▶ **PROVIDED DATA**:
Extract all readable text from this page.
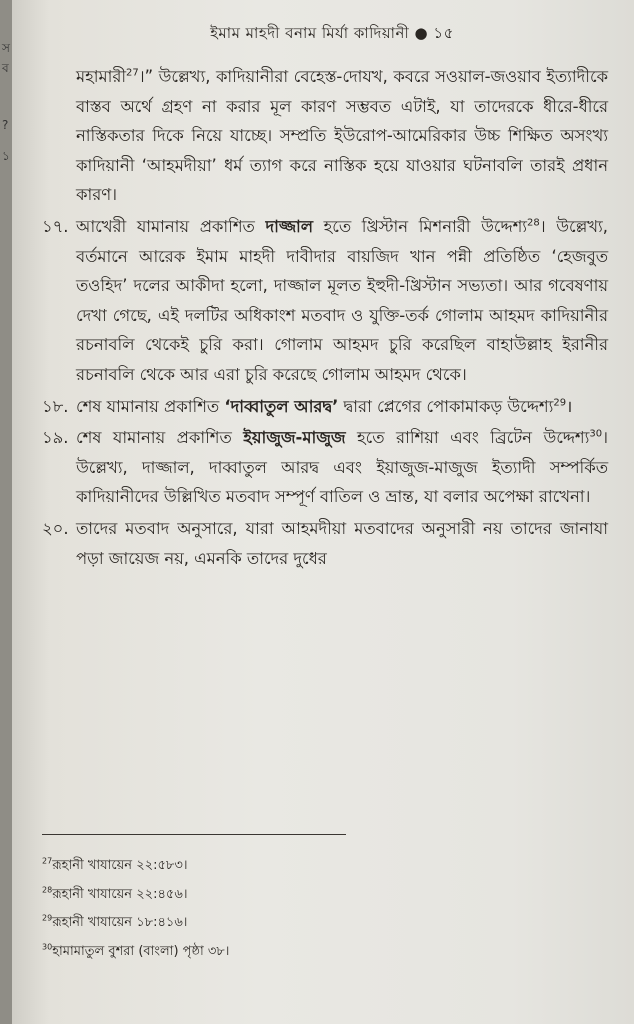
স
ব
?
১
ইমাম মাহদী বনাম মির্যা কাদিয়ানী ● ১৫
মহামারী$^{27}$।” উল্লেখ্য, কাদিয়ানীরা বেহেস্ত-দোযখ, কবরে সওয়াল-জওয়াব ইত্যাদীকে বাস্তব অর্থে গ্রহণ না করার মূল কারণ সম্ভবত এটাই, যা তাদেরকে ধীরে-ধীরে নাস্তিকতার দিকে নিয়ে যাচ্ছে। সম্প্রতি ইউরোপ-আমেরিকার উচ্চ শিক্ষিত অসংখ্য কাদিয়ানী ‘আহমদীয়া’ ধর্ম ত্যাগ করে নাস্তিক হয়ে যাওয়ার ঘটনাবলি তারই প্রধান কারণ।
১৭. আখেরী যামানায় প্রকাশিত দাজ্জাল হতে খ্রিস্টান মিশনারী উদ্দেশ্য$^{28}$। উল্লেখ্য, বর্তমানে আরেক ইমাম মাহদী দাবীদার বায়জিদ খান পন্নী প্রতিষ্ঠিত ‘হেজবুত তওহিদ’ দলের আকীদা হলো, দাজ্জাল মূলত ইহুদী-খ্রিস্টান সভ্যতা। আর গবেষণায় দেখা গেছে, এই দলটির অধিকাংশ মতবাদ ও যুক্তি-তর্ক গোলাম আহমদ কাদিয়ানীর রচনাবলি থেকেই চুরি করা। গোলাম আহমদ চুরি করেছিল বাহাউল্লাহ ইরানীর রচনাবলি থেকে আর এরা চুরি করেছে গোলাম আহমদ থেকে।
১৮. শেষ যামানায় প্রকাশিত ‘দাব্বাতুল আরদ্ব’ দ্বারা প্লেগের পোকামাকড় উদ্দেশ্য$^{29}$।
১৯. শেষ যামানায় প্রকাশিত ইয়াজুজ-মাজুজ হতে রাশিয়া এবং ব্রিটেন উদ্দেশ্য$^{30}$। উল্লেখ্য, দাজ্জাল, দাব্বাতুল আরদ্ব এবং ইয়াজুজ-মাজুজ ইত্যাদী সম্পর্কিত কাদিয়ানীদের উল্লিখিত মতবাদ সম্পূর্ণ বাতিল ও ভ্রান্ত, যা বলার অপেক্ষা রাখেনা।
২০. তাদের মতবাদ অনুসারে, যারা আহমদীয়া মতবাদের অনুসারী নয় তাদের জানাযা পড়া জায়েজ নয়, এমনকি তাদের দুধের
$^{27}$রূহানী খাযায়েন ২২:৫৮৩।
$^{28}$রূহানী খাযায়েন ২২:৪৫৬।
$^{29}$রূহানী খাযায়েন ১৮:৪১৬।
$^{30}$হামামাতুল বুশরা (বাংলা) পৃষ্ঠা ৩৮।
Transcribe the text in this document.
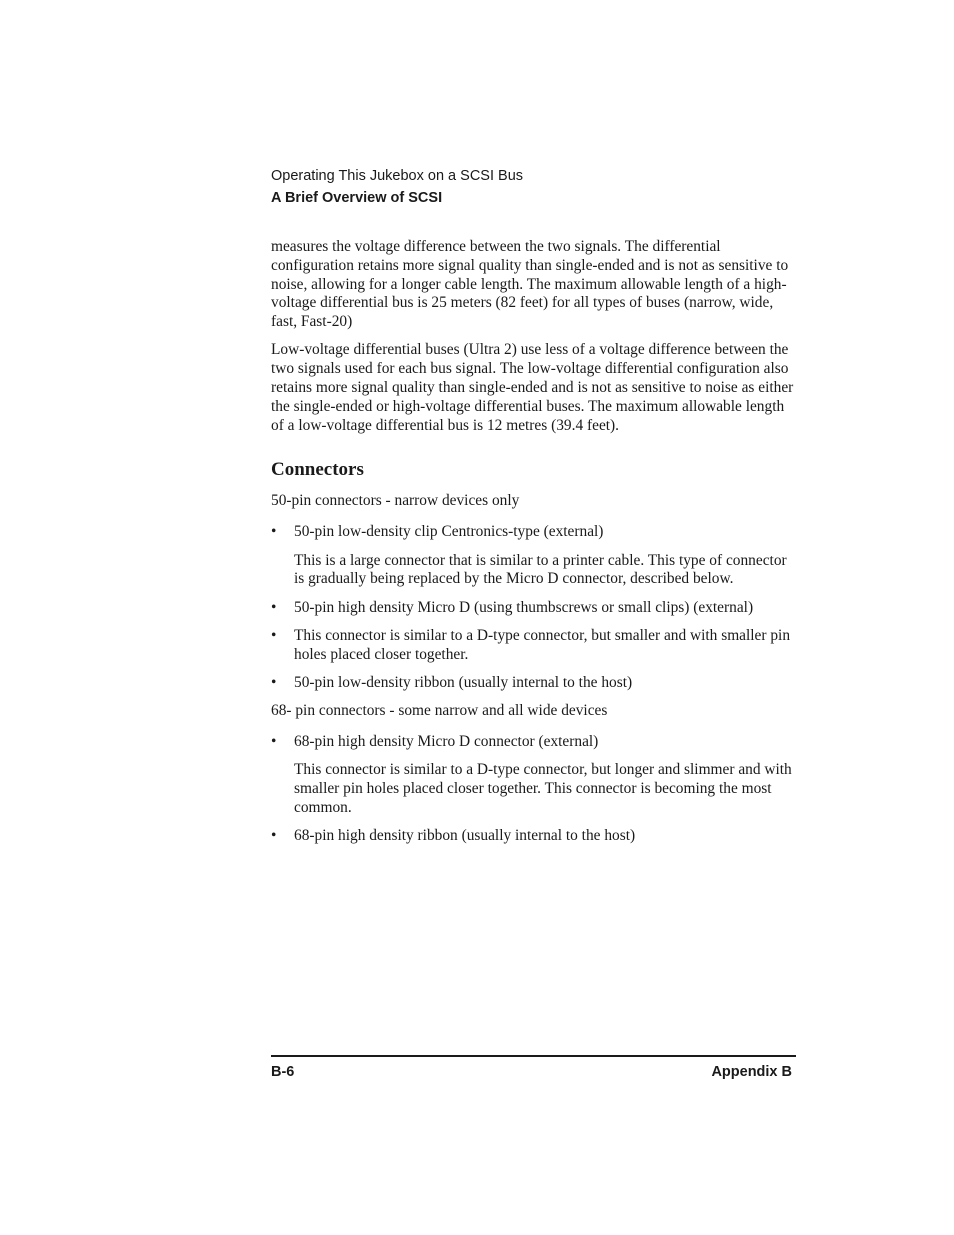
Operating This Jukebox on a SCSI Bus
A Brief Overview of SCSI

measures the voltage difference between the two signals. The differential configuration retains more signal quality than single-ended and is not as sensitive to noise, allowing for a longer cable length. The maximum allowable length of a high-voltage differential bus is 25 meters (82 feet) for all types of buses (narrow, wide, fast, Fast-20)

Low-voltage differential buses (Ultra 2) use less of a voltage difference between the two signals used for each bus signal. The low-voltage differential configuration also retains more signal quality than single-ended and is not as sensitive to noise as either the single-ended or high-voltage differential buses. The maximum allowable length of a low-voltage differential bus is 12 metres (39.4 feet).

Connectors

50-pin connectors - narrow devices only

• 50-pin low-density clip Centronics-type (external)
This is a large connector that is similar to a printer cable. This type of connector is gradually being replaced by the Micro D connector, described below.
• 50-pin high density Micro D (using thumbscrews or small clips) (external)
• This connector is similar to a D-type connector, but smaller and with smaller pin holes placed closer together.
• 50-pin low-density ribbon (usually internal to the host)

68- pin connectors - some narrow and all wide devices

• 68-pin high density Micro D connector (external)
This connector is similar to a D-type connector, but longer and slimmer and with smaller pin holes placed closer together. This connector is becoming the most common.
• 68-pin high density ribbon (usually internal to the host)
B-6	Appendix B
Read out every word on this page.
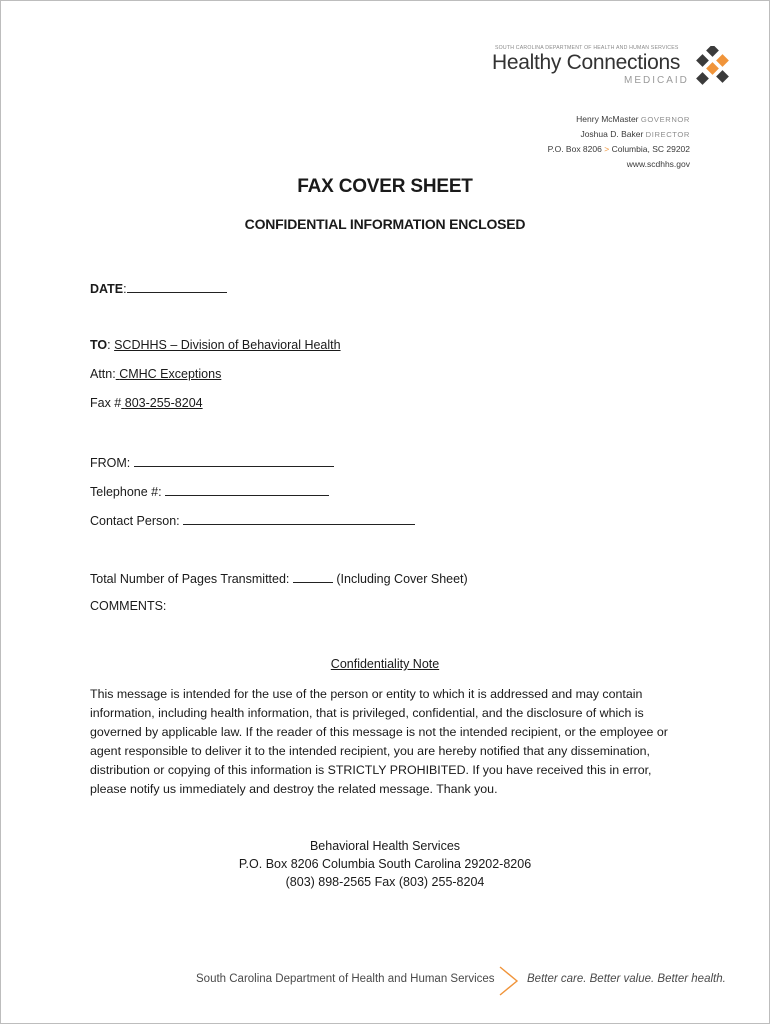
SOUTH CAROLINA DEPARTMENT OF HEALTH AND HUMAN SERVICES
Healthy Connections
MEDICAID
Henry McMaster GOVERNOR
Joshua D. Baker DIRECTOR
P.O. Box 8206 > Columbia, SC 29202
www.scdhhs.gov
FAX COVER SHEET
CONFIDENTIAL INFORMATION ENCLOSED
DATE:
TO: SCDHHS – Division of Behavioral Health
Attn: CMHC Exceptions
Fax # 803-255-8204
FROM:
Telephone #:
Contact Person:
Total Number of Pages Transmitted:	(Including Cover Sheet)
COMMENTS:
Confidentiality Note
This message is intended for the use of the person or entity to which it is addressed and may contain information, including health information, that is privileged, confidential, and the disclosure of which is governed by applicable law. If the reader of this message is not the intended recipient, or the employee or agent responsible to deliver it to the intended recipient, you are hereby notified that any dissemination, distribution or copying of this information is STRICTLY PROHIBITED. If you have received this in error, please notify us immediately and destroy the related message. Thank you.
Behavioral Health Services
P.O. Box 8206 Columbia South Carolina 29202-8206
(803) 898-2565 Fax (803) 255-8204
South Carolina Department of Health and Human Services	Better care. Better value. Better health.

▶ **TASK OBJECTIVE**:
Note every line above where the string "density" shows up, and copy those lines.

▶ **TASK RESULT**:
• 50-pin low-density clip Centronics-type (external)
• 50-pin high density Micro D (using thumbscrews or small clips) (external)
• 50-pin low-density ribbon (usually internal to the host)
• 68-pin high density Micro D connector (external)
• 68-pin high density ribbon (usually internal to the host)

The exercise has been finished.